# STATED PROBLEM
Return the material word for word. Do not include the pictures.

**** TASK INPUT ****

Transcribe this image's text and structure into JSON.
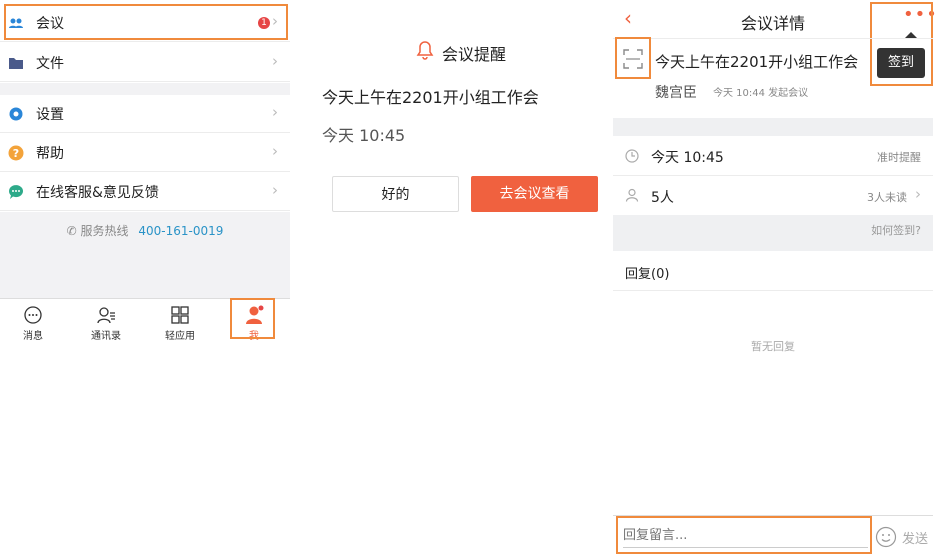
{
  "menu": {
    "meeting": {
      "label": "会议",
      "badge": "1"
    },
    "files": {
      "label": "文件"
    },
    "settings": {
      "label": "设置"
    },
    "help": {
      "label": "帮助"
    },
    "support": {
      "label": "在线客服&意见反馈"
    },
    "hotline_label": "服务热线",
    "hotline_number": "400-161-0019"
  },
  "tabbar": [
    {
      "label": "消息",
      "icon": "message-icon"
    },
    {
      "label": "通讯录",
      "icon": "contacts-icon"
    },
    {
      "label": "轻应用",
      "icon": "apps-icon"
    },
    {
      "label": "我",
      "icon": "profile-icon"
    }
  ],
  "reminder": {
    "title": "会议提醒",
    "message": "今天上午在2201开小组工作会",
    "time": "今天 10:45",
    "ok_button": "好的",
    "view_button": "去会议查看"
  },
  "detail": {
    "header_title": "会议详情",
    "checkin_popup": "签到",
    "meeting_title": "今天上午在2201开小组工作会",
    "organizer": "魏宫臣",
    "created_info": "今天 10:44 发起会议",
    "time": "今天 10:45",
    "reminder_type": "准时提醒",
    "people": "5人",
    "unread": "3人未读",
    "how_checkin": "如何签到?",
    "replies": "回复(0)",
    "no_replies": "暂无回复",
    "reply_placeholder": "回复留言...",
    "send": "发送"
  },
  "colors": {
    "accent": "#f0613f",
    "highlight": "#f08a3c",
    "link": "#2a93c7"
  }
}
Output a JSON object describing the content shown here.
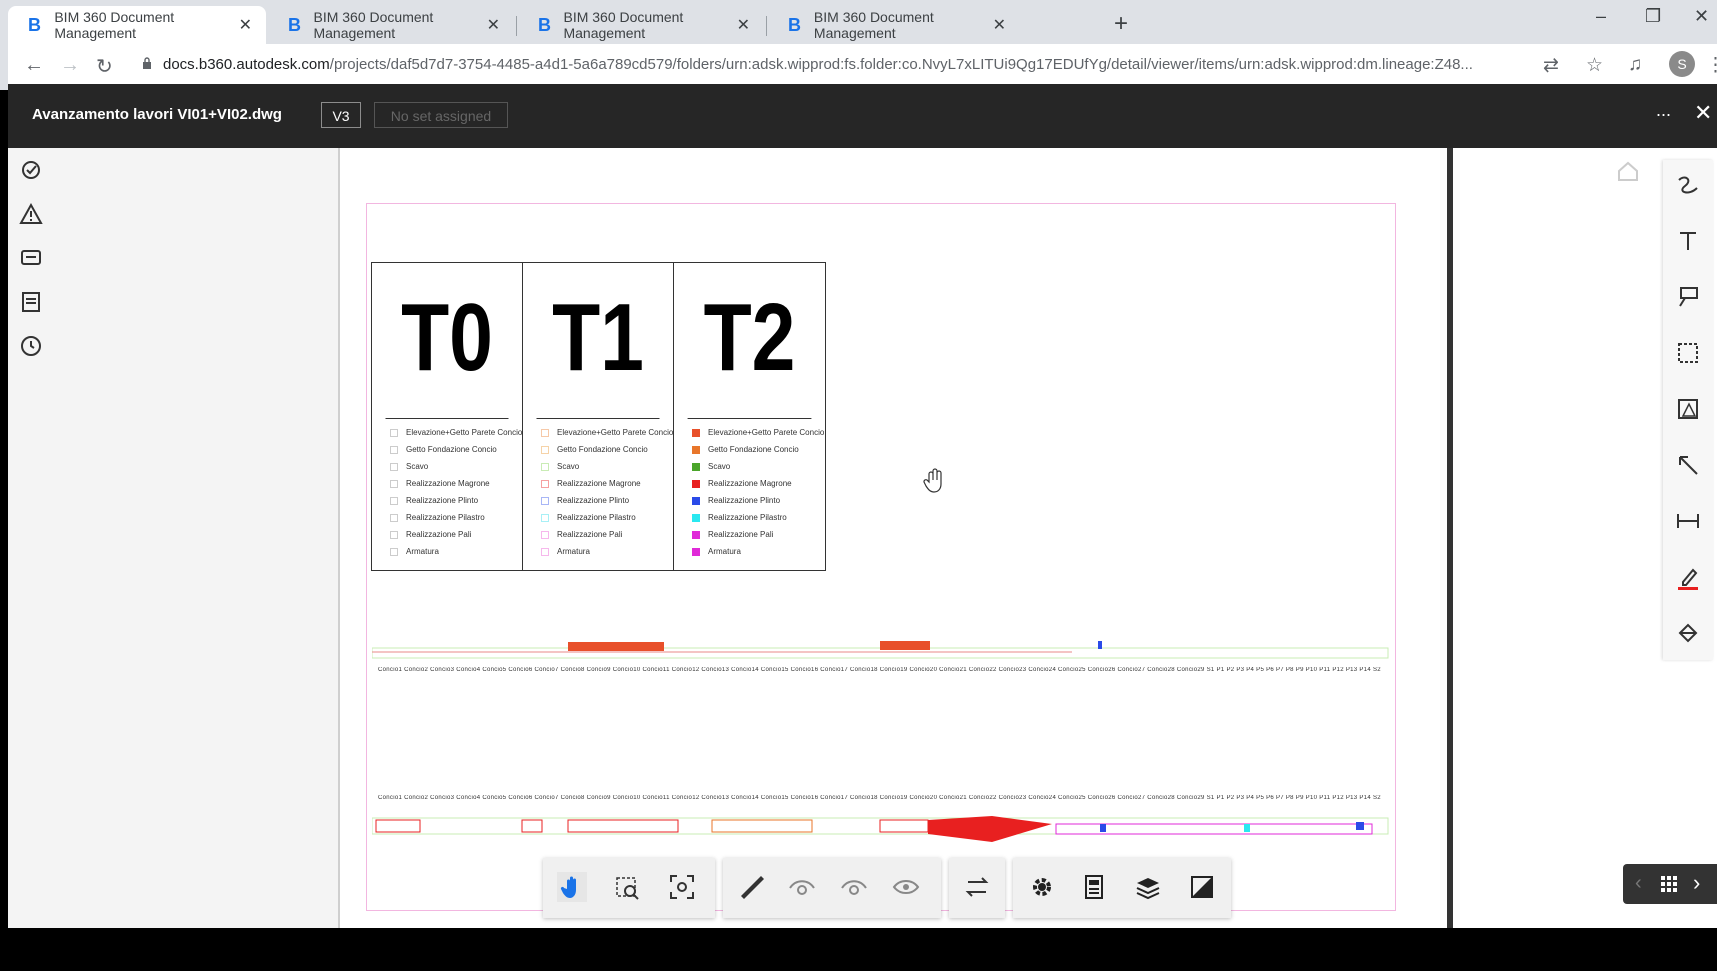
{
  "browser": {
    "tabs": [
      {
        "label": "BIM 360 Document Management",
        "active": true
      },
      {
        "label": "BIM 360 Document Management",
        "active": false
      },
      {
        "label": "BIM 360 Document Management",
        "active": false
      },
      {
        "label": "BIM 360 Document Management",
        "active": false
      }
    ],
    "new_tab_glyph": "+",
    "url_host": "docs.b360.autodesk.com",
    "url_path": "/projects/daf5d7d7-3754-4485-a4d1-5a6a789cd579/folders/urn:adsk.wipprod:fs.folder:co.NvyL7xLITUi9Qg17EDUfYg/detail/viewer/items/urn:adsk.wipprod:dm.lineage:Z48...",
    "profile_initial": "S"
  },
  "app": {
    "doc_title": "Avanzamento lavori VI01+VI02.dwg",
    "version": "V3",
    "set_button": "No set assigned",
    "more_glyph": "...",
    "close_glyph": "✕"
  },
  "left_toolbar": [
    "markup-check-icon",
    "issue-warning-icon",
    "rfi-comment-icon",
    "sheet-list-icon",
    "history-clock-icon"
  ],
  "legend": {
    "columns": [
      {
        "header": "T0"
      },
      {
        "header": "T1"
      },
      {
        "header": "T2"
      }
    ],
    "rows": [
      "Elevazione+Getto Parete Concio",
      "Getto Fondazione Concio",
      "Scavo",
      "Realizzazione Magrone",
      "Realizzazione Plinto",
      "Realizzazione Pilastro",
      "Realizzazione Pali",
      "Armatura"
    ],
    "colors": {
      "T0": [
        "#ffffff",
        "#ffffff",
        "#ffffff",
        "#ffffff",
        "#ffffff",
        "#ffffff",
        "#ffffff",
        "#ffffff"
      ],
      "T1": [
        "#f6c9a8",
        "#f6d3a8",
        "#c9ecb5",
        "#f6a1a1",
        "#a8b6f6",
        "#a8f0f6",
        "#f6b8ec",
        "#f6b8ec"
      ],
      "T2": [
        "#e8502a",
        "#e8762a",
        "#4aa52a",
        "#e82020",
        "#2a4ae8",
        "#2ae8f0",
        "#e02ad8",
        "#e02ad8"
      ]
    }
  },
  "strips": {
    "top_labels": "Concio1 Concio2 Concio3 Concio4 Concio5 Concio6 Concio7 Concio8 Concio9 Concio10 Concio11 Concio12 Concio13 Concio14 Concio15 Concio16 Concio17 Concio18 Concio19 Concio20 Concio21 Concio22 Concio23 Concio24 Concio25 Concio26 Concio27 Concio28   Concio29   S1   P1   P2   P3   P4   P5   P6   P7   P8   P9   P10  P11  P12  P13  P14  S2",
    "bottom_labels": "Concio1 Concio2 Concio3 Concio4 Concio5 Concio6 Concio7 Concio8 Concio9 Concio10 Concio11 Concio12 Concio13 Concio14 Concio15 Concio16 Concio17 Concio18 Concio19 Concio20 Concio21 Concio22 Concio23 Concio24 Concio25 Concio26 Concio27 Concio28   Concio29   S1   P1   P2   P3   P4   P5   P6   P7   P8   P9   P10  P11  P12  P13  P14  S2"
  },
  "bottom_toolbar": {
    "groups": [
      [
        "pan-hand-icon",
        "zoom-window-icon",
        "fit-to-view-icon"
      ],
      [
        "measure-ruler-icon",
        "markup-hide-icon",
        "markup-show-icon",
        "markup-visibility-icon"
      ],
      [
        "compare-arrows-icon"
      ],
      [
        "settings-gear-icon",
        "properties-icon",
        "layers-icon",
        "fullscreen-icon"
      ]
    ]
  },
  "markup_toolbar": [
    "freehand-icon",
    "text-icon",
    "callout-icon",
    "rectangle-icon",
    "cloud-icon",
    "arrow-icon",
    "dimension-icon",
    "pen-color-icon",
    "fill-icon"
  ],
  "sheet_nav": {
    "prev": "‹",
    "grid": "grid-icon",
    "next": "›"
  },
  "colors": {
    "accent": "#1a73e8",
    "appbar": "#262626",
    "strip_red": "#e8502a"
  }
}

****

# EXERCISE ANSWER
Transcribe this image's text and structure into JSON.
{
  "menu": {
    "meeting": {
      "label": "会议",
      "badge": "1"
    },
    "files": {
      "label": "文件"
    },
    "settings": {
      "label": "设置"
    },
    "help": {
      "label": "帮助"
    },
    "support": {
      "label": "在线客服&意见反馈"
    },
    "hotline_label": "服务热线",
    "hotline_number": "400-161-0019"
  },
  "tabbar": [
    {
      "label": "消息",
      "icon": "message-icon"
    },
    {
      "label": "通讯录",
      "icon": "contacts-icon"
    },
    {
      "label": "轻应用",
      "icon": "apps-icon"
    },
    {
      "label": "我",
      "icon": "profile-icon"
    }
  ],
  "reminder": {
    "title": "会议提醒",
    "message": "今天上午在2201开小组工作会",
    "time": "今天 10:45",
    "ok_button": "好的",
    "view_button": "去会议查看"
  },
  "detail": {
    "header_title": "会议详情",
    "checkin_popup": "签到",
    "meeting_title": "今天上午在2201开小组工作会",
    "organizer": "魏宫臣",
    "created_info": "今天 10:44 发起会议",
    "time": "今天 10:45",
    "reminder_type": "准时提醒",
    "people": "5人",
    "unread": "3人未读",
    "how_checkin": "如何签到?",
    "replies": "回复(0)",
    "no_replies": "暂无回复",
    "reply_placeholder": "回复留言...",
    "send": "发送"
  },
  "colors": {
    "accent": "#f0613f",
    "highlight": "#f08a3c",
    "link": "#2a93c7"
  }
}
Output a JSON object describing the content shown here.
{
  "browser": {
    "tabs": [
      {
        "label": "BIM 360 Document Management",
        "active": true
      },
      {
        "label": "BIM 360 Document Management",
        "active": false
      },
      {
        "label": "BIM 360 Document Management",
        "active": false
      },
      {
        "label": "BIM 360 Document Management",
        "active": false
      }
    ],
    "new_tab_glyph": "+",
    "url_host": "docs.b360.autodesk.com",
    "url_path": "/projects/daf5d7d7-3754-4485-a4d1-5a6a789cd579/folders/urn:adsk.wipprod:fs.folder:co.NvyL7xLITUi9Qg17EDUfYg/detail/viewer/items/urn:adsk.wipprod:dm.lineage:Z48...",
    "profile_initial": "S"
  },
  "app": {
    "doc_title": "Avanzamento lavori VI01+VI02.dwg",
    "version": "V3",
    "set_button": "No set assigned",
    "more_glyph": "...",
    "close_glyph": "✕"
  },
  "left_toolbar": [
    "markup-check-icon",
    "issue-warning-icon",
    "rfi-comment-icon",
    "sheet-list-icon",
    "history-clock-icon"
  ],
  "legend": {
    "columns": [
      {
        "header": "T0"
      },
      {
        "header": "T1"
      },
      {
        "header": "T2"
      }
    ],
    "rows": [
      "Elevazione+Getto Parete Concio",
      "Getto Fondazione Concio",
      "Scavo",
      "Realizzazione Magrone",
      "Realizzazione Plinto",
      "Realizzazione Pilastro",
      "Realizzazione Pali",
      "Armatura"
    ],
    "colors": {
      "T0": [
        "#ffffff",
        "#ffffff",
        "#ffffff",
        "#ffffff",
        "#ffffff",
        "#ffffff",
        "#ffffff",
        "#ffffff"
      ],
      "T1": [
        "#f6c9a8",
        "#f6d3a8",
        "#c9ecb5",
        "#f6a1a1",
        "#a8b6f6",
        "#a8f0f6",
        "#f6b8ec",
        "#f6b8ec"
      ],
      "T2": [
        "#e8502a",
        "#e8762a",
        "#4aa52a",
        "#e82020",
        "#2a4ae8",
        "#2ae8f0",
        "#e02ad8",
        "#e02ad8"
      ]
    }
  },
  "strips": {
    "top_labels": "Concio1 Concio2 Concio3 Concio4 Concio5 Concio6 Concio7 Concio8 Concio9 Concio10 Concio11 Concio12 Concio13 Concio14 Concio15 Concio16 Concio17 Concio18 Concio19 Concio20 Concio21 Concio22 Concio23 Concio24 Concio25 Concio26 Concio27 Concio28   Concio29   S1   P1   P2   P3   P4   P5   P6   P7   P8   P9   P10  P11  P12  P13  P14  S2",
    "bottom_labels": "Concio1 Concio2 Concio3 Concio4 Concio5 Concio6 Concio7 Concio8 Concio9 Concio10 Concio11 Concio12 Concio13 Concio14 Concio15 Concio16 Concio17 Concio18 Concio19 Concio20 Concio21 Concio22 Concio23 Concio24 Concio25 Concio26 Concio27 Concio28   Concio29   S1   P1   P2   P3   P4   P5   P6   P7   P8   P9   P10  P11  P12  P13  P14  S2"
  },
  "bottom_toolbar": {
    "groups": [
      [
        "pan-hand-icon",
        "zoom-window-icon",
        "fit-to-view-icon"
      ],
      [
        "measure-ruler-icon",
        "markup-hide-icon",
        "markup-show-icon",
        "markup-visibility-icon"
      ],
      [
        "compare-arrows-icon"
      ],
      [
        "settings-gear-icon",
        "properties-icon",
        "layers-icon",
        "fullscreen-icon"
      ]
    ]
  },
  "markup_toolbar": [
    "freehand-icon",
    "text-icon",
    "callout-icon",
    "rectangle-icon",
    "cloud-icon",
    "arrow-icon",
    "dimension-icon",
    "pen-color-icon",
    "fill-icon"
  ],
  "sheet_nav": {
    "prev": "‹",
    "grid": "grid-icon",
    "next": "›"
  },
  "colors": {
    "accent": "#1a73e8",
    "appbar": "#262626",
    "strip_red": "#e8502a"
  }
}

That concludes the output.